Records excerpted from a collection:
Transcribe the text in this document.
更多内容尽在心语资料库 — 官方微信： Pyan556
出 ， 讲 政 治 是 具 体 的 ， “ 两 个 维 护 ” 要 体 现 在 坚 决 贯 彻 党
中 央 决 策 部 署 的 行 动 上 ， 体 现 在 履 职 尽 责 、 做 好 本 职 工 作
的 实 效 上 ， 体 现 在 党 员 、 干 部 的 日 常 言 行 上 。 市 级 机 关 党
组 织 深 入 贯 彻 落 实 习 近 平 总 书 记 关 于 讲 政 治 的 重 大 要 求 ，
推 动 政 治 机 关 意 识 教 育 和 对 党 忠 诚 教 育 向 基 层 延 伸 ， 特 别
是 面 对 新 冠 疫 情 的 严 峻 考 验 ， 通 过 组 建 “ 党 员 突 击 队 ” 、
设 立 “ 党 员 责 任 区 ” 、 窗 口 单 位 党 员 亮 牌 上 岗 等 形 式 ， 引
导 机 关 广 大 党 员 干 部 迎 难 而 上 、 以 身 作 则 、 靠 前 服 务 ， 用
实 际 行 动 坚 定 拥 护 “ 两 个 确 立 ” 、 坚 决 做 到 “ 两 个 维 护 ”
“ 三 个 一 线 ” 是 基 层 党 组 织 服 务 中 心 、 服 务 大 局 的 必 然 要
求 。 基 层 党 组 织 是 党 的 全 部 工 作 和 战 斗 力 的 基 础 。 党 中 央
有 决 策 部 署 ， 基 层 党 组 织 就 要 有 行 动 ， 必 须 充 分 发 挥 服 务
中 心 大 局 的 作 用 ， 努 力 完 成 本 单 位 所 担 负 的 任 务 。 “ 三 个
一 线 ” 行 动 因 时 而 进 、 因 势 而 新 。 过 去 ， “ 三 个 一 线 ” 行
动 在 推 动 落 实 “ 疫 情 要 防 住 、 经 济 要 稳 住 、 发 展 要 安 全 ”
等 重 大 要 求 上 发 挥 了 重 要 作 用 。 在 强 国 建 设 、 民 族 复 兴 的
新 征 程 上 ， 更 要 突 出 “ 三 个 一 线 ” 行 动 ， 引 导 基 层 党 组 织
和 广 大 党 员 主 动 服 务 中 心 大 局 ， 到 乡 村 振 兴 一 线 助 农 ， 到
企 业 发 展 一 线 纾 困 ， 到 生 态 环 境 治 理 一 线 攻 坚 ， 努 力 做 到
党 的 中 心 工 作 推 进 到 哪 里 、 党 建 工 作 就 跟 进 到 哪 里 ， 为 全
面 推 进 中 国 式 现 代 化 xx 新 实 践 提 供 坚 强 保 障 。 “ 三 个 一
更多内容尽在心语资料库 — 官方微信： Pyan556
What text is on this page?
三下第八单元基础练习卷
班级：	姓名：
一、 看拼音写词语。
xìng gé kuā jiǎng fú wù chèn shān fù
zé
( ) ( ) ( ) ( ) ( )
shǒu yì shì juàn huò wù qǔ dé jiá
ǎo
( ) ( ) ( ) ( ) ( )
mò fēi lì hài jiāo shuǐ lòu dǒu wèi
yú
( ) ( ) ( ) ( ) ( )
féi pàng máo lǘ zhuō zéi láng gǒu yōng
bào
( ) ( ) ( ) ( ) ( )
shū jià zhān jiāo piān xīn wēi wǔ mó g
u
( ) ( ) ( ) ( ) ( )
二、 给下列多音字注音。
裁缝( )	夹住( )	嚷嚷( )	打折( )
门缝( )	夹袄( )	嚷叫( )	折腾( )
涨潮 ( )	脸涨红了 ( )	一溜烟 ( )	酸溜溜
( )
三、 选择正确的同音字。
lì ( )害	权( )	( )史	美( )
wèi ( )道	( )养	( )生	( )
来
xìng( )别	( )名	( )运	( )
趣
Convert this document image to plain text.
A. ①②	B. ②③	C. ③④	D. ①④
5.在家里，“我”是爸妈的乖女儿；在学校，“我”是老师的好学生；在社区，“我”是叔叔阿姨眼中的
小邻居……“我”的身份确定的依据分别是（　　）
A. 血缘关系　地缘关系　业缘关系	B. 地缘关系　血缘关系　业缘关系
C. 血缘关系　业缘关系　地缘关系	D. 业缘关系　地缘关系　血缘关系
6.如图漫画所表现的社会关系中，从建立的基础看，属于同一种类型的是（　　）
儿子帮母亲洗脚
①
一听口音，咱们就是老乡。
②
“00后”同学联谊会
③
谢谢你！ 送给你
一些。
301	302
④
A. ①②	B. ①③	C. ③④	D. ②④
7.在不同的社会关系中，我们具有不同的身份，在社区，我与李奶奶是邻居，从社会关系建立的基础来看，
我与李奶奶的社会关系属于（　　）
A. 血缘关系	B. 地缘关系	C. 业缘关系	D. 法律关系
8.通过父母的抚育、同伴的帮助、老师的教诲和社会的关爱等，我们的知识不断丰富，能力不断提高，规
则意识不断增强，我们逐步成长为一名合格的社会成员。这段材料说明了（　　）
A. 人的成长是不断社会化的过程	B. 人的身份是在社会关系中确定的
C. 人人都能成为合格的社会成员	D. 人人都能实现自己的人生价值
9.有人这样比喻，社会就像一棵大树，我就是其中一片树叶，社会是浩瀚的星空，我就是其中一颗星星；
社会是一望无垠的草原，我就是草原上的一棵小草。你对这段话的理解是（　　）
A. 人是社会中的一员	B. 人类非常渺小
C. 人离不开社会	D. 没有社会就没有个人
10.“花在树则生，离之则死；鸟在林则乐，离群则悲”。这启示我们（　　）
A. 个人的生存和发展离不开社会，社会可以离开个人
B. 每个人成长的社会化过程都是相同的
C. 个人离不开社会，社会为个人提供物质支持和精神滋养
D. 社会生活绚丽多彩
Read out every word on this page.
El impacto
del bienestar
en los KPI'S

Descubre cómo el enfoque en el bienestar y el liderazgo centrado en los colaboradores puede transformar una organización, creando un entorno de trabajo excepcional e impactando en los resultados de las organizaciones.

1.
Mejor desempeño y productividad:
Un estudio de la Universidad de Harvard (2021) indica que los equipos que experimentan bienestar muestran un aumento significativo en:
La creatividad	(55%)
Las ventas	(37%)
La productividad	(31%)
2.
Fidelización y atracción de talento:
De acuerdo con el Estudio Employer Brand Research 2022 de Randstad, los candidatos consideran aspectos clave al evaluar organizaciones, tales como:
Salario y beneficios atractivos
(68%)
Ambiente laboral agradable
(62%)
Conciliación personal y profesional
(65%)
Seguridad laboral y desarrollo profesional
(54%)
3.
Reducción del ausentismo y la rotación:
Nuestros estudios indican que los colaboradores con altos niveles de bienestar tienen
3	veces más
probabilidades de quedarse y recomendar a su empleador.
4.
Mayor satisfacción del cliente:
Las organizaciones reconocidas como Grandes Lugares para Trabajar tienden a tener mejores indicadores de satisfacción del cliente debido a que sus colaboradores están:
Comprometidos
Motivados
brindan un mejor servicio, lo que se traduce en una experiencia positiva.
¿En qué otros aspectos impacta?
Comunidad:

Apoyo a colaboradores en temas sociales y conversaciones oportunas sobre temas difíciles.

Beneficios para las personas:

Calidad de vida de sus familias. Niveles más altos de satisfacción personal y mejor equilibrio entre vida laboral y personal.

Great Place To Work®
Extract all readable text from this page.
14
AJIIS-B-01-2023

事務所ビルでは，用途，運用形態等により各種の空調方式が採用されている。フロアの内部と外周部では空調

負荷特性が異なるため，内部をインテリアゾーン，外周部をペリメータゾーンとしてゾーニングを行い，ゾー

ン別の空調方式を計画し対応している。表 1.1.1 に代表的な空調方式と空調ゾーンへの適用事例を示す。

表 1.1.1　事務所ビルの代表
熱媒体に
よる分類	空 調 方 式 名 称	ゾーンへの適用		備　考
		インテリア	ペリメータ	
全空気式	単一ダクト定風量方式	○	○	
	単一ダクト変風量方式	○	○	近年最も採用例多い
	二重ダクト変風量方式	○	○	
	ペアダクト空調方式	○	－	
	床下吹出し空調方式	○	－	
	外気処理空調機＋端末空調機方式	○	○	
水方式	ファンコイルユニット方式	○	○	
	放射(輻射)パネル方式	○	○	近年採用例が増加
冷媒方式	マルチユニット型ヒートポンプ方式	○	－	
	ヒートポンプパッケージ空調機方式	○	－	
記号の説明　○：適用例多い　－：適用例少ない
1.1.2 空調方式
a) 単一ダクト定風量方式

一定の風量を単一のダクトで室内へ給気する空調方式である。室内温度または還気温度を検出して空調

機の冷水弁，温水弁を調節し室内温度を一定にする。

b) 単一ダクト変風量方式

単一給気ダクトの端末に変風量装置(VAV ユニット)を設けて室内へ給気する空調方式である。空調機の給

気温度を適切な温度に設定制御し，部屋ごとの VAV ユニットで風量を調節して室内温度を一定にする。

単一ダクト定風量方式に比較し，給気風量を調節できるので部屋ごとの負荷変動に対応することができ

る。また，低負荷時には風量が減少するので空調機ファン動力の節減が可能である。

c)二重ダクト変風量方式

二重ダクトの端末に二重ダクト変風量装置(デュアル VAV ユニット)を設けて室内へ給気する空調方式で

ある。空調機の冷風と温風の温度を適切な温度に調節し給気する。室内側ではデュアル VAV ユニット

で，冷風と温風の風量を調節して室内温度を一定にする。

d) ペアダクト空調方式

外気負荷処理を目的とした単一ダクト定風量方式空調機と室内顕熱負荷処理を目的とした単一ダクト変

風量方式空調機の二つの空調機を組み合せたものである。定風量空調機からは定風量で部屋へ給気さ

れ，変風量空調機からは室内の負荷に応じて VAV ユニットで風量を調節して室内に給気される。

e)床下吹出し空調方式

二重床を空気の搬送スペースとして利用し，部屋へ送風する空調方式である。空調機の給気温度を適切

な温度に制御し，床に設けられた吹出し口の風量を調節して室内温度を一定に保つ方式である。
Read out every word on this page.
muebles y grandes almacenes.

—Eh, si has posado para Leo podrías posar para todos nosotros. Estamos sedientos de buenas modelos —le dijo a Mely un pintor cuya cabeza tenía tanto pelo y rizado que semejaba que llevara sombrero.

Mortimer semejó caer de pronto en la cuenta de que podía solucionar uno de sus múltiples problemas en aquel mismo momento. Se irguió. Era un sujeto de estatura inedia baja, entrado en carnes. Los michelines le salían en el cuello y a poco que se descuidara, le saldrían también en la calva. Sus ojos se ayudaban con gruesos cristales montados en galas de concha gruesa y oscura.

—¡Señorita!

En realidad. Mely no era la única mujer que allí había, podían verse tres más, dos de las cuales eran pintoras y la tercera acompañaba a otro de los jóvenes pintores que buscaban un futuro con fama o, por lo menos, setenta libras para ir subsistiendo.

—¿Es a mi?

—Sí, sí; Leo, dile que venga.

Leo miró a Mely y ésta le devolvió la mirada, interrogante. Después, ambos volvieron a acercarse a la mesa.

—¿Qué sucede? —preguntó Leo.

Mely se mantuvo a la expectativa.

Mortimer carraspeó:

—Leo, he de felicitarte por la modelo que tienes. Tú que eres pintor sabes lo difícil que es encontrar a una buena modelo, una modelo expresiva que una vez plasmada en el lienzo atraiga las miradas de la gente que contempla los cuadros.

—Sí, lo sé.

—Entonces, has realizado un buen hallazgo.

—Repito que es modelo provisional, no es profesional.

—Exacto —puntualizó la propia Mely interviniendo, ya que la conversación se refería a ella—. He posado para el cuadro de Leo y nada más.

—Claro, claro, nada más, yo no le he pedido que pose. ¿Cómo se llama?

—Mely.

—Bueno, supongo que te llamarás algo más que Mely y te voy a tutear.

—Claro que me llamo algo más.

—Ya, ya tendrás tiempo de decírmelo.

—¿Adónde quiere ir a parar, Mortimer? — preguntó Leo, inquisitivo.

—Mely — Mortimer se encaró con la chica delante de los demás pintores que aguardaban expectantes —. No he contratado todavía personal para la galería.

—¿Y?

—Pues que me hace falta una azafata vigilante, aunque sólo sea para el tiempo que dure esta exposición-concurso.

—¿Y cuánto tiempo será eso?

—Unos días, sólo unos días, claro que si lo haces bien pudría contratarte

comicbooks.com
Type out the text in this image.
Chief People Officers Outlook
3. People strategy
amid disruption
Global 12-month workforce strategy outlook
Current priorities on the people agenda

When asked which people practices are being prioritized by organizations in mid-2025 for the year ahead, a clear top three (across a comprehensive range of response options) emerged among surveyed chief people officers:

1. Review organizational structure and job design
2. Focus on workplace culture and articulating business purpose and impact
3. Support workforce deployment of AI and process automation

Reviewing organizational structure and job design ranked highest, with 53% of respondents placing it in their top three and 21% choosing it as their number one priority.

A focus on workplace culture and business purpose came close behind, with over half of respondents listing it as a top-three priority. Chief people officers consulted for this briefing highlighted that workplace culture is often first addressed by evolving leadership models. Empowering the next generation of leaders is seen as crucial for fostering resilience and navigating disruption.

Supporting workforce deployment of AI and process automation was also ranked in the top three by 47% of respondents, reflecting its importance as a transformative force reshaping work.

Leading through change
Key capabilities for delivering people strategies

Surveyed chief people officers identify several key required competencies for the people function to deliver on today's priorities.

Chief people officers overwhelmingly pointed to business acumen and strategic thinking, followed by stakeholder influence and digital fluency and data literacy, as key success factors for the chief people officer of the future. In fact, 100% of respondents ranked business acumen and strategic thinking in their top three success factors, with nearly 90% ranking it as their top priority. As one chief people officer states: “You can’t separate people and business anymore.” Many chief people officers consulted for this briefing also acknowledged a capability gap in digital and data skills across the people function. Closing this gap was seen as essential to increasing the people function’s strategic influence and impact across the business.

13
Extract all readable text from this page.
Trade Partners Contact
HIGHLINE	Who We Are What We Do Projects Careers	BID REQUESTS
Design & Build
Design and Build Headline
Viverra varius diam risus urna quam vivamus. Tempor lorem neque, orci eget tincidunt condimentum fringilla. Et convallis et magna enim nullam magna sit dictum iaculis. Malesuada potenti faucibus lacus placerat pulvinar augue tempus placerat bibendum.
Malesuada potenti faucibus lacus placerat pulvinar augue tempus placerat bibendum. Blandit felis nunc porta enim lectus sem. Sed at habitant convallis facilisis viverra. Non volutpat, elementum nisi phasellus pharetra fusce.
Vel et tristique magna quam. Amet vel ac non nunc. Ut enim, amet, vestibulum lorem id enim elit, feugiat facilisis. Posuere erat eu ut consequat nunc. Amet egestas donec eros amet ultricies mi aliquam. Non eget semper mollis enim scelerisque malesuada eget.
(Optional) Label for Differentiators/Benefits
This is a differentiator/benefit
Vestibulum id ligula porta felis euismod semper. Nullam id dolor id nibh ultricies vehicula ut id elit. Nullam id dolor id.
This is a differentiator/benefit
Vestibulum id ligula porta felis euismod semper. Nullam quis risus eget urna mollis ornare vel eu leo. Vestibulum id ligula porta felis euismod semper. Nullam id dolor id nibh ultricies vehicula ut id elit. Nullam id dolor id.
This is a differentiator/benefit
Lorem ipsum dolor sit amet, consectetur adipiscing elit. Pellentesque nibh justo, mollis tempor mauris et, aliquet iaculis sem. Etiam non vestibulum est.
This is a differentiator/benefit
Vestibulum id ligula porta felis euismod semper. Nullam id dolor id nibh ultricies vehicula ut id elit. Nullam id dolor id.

> [WORK TO COMPLETE] Of the lines above, copy each that contains "also".

> [RESULT]
Supporting workforce deployment of AI and process automation was also ranked in the top three by 47% of respondents, reflecting its importance as a transformative force reshaping work.
Chief people officers overwhelmingly pointed to business acumen and strategic thinking, followed by stakeholder influence and digital fluency and data literacy, as key success factors for the chief people officer of the future. In fact, 100% of respondents ranked business acumen and strategic thinking in their top three success factors, with nearly 90% ranking it as their top priority. As one chief people officer states: “You can’t separate people and business anymore.” Many chief people officers consulted for this briefing also acknowledged a capability gap in digital and data skills across the people function. Closing this gap was seen as essential to increasing the people function’s strategic influence and impact across the business.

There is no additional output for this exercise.